[Figure dataset records]
==================================================

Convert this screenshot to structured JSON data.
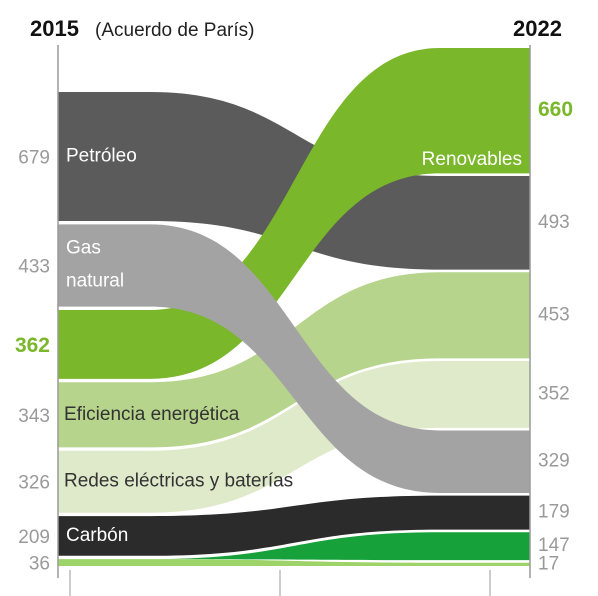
{
  "chart_data": {
    "type": "stream",
    "categories": [
      "2015",
      "2022"
    ],
    "annotation": "(Acuerdo de París)",
    "series": [
      {
        "name": "Petróleo",
        "color": "#5b5b5b",
        "values": [
          679,
          493
        ]
      },
      {
        "name": "Renovables",
        "color": "#7ab72a",
        "values": [
          362,
          660
        ],
        "highlight": true
      },
      {
        "name": "Eficiencia energética",
        "color": "#b6d48c",
        "values": [
          343,
          453
        ]
      },
      {
        "name": "Redes eléctricas y baterías",
        "color": "#dfeacb",
        "values": [
          326,
          352
        ]
      },
      {
        "name": "Gas natural",
        "color": "#a3a3a3",
        "values": [
          433,
          329
        ]
      },
      {
        "name": "Carbón",
        "color": "#2b2b2b",
        "values": [
          209,
          179
        ]
      },
      {
        "color": "#16a13a",
        "values": [
          null,
          147
        ]
      },
      {
        "color": "#9ed36a",
        "values": [
          36,
          17
        ]
      }
    ]
  }
}
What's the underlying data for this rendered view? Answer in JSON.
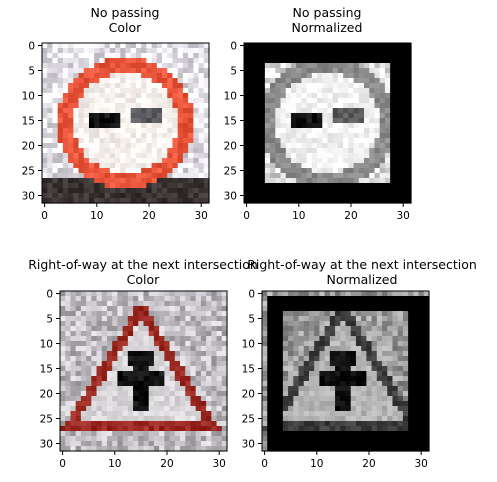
{
  "chart_data": [
    {
      "type": "image",
      "title_line1": "No passing",
      "title_line2": "Color",
      "xticks": [
        0,
        10,
        20,
        30
      ],
      "yticks": [
        0,
        5,
        10,
        15,
        20,
        25,
        30
      ],
      "xlim": [
        -0.5,
        31.5
      ],
      "ylim": [
        31.5,
        -0.5
      ],
      "image": {
        "mode": "color",
        "content": "circular red-rimmed prohibition sign with black and grey cars",
        "ring_color": "#e8553a",
        "inner_color": "#f7f2ee",
        "background_color": "#e6e4ea",
        "dark_bottom_color": "#3a3434"
      }
    },
    {
      "type": "image",
      "title_line1": "No passing",
      "title_line2": "Normalized",
      "xticks": [
        0,
        10,
        20,
        30
      ],
      "yticks": [
        0,
        5,
        10,
        15,
        20,
        25,
        30
      ],
      "xlim": [
        -0.5,
        31.5
      ],
      "ylim": [
        31.5,
        -0.5
      ],
      "image": {
        "mode": "grayscale",
        "content": "circular sign with grey cars, thick black border",
        "ring_color": "#8a8a8a",
        "inner_color": "#f2f2f2",
        "background_color": "#dcdcdc",
        "border_color": "#000000"
      }
    },
    {
      "type": "image",
      "title_line1": "Right-of-way at the next intersection",
      "title_line2": "Color",
      "xticks": [
        0,
        10,
        20,
        30
      ],
      "yticks": [
        0,
        5,
        10,
        15,
        20,
        25,
        30
      ],
      "xlim": [
        -0.5,
        31.5
      ],
      "ylim": [
        31.5,
        -0.5
      ],
      "image": {
        "mode": "color",
        "content": "red-bordered triangular warning sign with black intersection symbol",
        "ring_color": "#9a2a22",
        "inner_color": "#d9d6da",
        "background_color": "#bfbcc2",
        "symbol_color": "#111111"
      }
    },
    {
      "type": "image",
      "title_line1": "Right-of-way at the next intersection",
      "title_line2": "Normalized",
      "xticks": [
        0,
        10,
        20,
        30
      ],
      "yticks": [
        0,
        5,
        10,
        15,
        20,
        25,
        30
      ],
      "xlim": [
        -0.5,
        31.5
      ],
      "ylim": [
        31.5,
        -0.5
      ],
      "image": {
        "mode": "grayscale",
        "content": "triangular sign with black intersection symbol, thick black border",
        "ring_color": "#3c3c3c",
        "inner_color": "#b4b4b4",
        "background_color": "#9a9a9a",
        "symbol_color": "#0c0c0c",
        "border_color": "#000000"
      }
    }
  ]
}
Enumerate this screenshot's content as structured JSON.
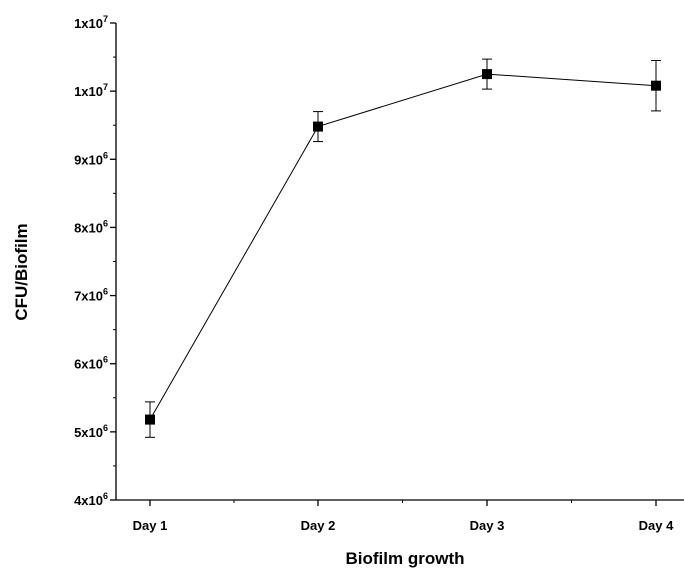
{
  "chart_data": {
    "type": "line",
    "title": "",
    "xlabel": "Biofilm growth",
    "ylabel": "CFU/Biofilm",
    "categories": [
      "Day 1",
      "Day 2",
      "Day 3",
      "Day 4"
    ],
    "series": [
      {
        "values": [
          5180000,
          9480000,
          10250000,
          10080000
        ],
        "error": [
          260000,
          220000,
          220000,
          370000
        ]
      }
    ],
    "ylim": [
      4000000,
      11000000
    ],
    "yticks": [
      {
        "value": 4000000,
        "base": "4x10",
        "exp": "6"
      },
      {
        "value": 5000000,
        "base": "5x10",
        "exp": "6"
      },
      {
        "value": 6000000,
        "base": "6x10",
        "exp": "6"
      },
      {
        "value": 7000000,
        "base": "7x10",
        "exp": "6"
      },
      {
        "value": 8000000,
        "base": "8x10",
        "exp": "6"
      },
      {
        "value": 9000000,
        "base": "9x10",
        "exp": "6"
      },
      {
        "value": 10000000,
        "base": "1x10",
        "exp": "7"
      },
      {
        "value": 11000000,
        "base": "1x10",
        "exp": "7"
      }
    ],
    "grid": false,
    "marker": "square",
    "line_color": "#000000",
    "marker_color": "#000000"
  }
}
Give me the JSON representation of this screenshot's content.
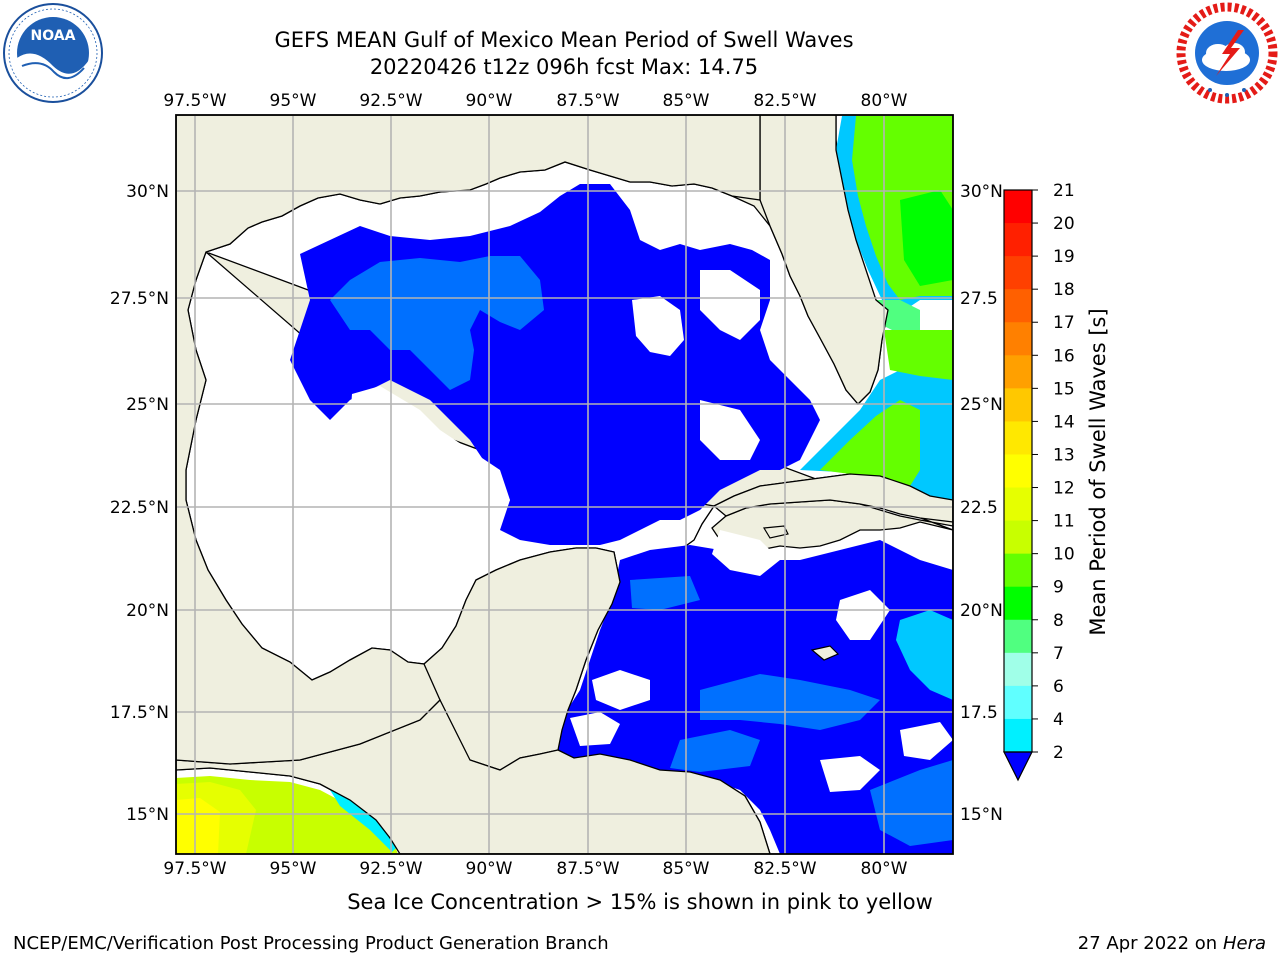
{
  "header": {
    "title_line1": "GEFS MEAN Gulf of Mexico Mean Period of Swell Waves",
    "title_line2": "20220426 t12z 096h fcst   Max: 14.75"
  },
  "logos": {
    "left": {
      "name": "NOAA",
      "ring_text": "NATIONAL OCEANIC AND ATMOSPHERIC ADMINISTRATION · U.S. DEPARTMENT OF COMMERCE"
    },
    "right": {
      "name": "NATIONAL WEATHER SERVICE"
    }
  },
  "map": {
    "lon_labels": [
      "97.5°W",
      "95°W",
      "92.5°W",
      "90°W",
      "87.5°W",
      "85°W",
      "82.5°W",
      "80°W"
    ],
    "lat_labels_left": [
      "30°N",
      "27.5°N",
      "25°N",
      "22.5°N",
      "20°N",
      "17.5°N",
      "15°N"
    ],
    "lat_labels_right": [
      "30°N",
      "27.5",
      "25°N",
      "22.5",
      "20°N",
      "17.5",
      "15°N"
    ],
    "colors": {
      "land": "#efefdf",
      "coast": "#000000",
      "grid": "#b4b4b4",
      "nodata": "#ffffff"
    }
  },
  "colorbar": {
    "label": "Mean Period of Swell Waves [s]",
    "ticks": [
      "21",
      "20",
      "19",
      "18",
      "17",
      "16",
      "15",
      "14",
      "13",
      "12",
      "11",
      "10",
      "9",
      "8",
      "7",
      "6",
      "4",
      "2"
    ],
    "colors": [
      "#ff0000",
      "#ff2000",
      "#ff4000",
      "#ff6000",
      "#ff8000",
      "#ffa000",
      "#ffc800",
      "#ffe800",
      "#ffff00",
      "#e6ff00",
      "#c8ff00",
      "#64ff00",
      "#00ff00",
      "#50ff80",
      "#a0ffe8",
      "#60ffff",
      "#00f0ff",
      "#00c8ff",
      "#0070ff",
      "#0000ff"
    ]
  },
  "footer": {
    "ice_note": "Sea Ice Concentration > 15% is shown in pink to yellow",
    "credit": "NCEP/EMC/Verification Post Processing Product Generation Branch",
    "date_prefix": "27 Apr 2022 on ",
    "date_machine": "Hera"
  }
}
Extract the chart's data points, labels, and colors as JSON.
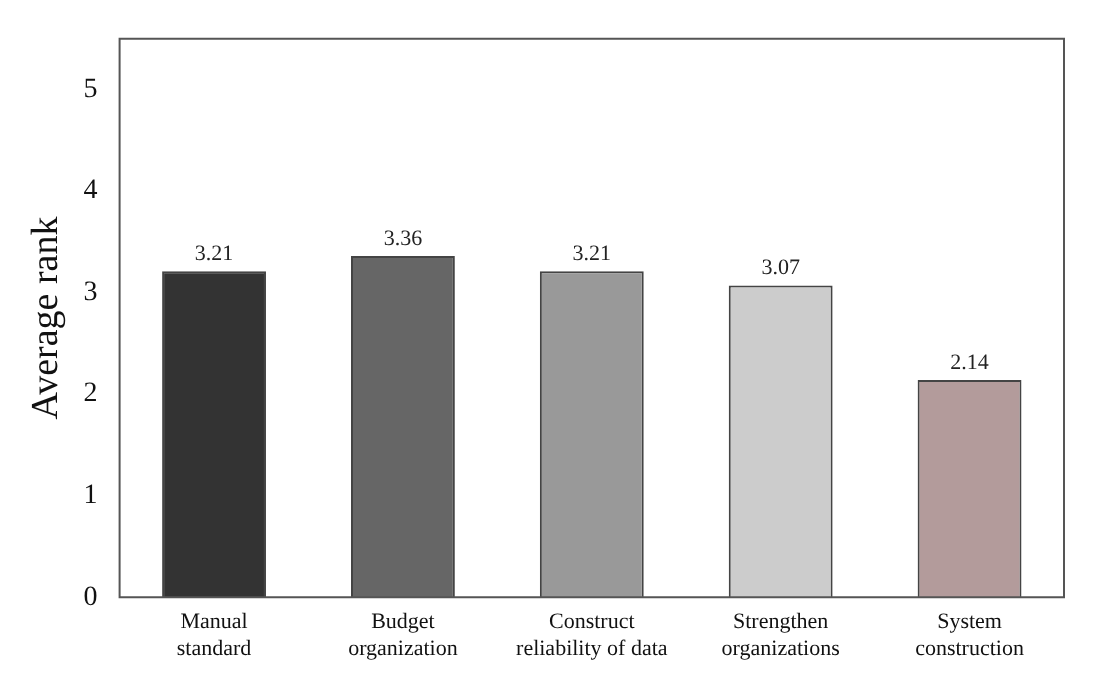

==================================================

Check each line of the data above for the word "sign" and say how many lines contain it, giving nothing besides the number.

4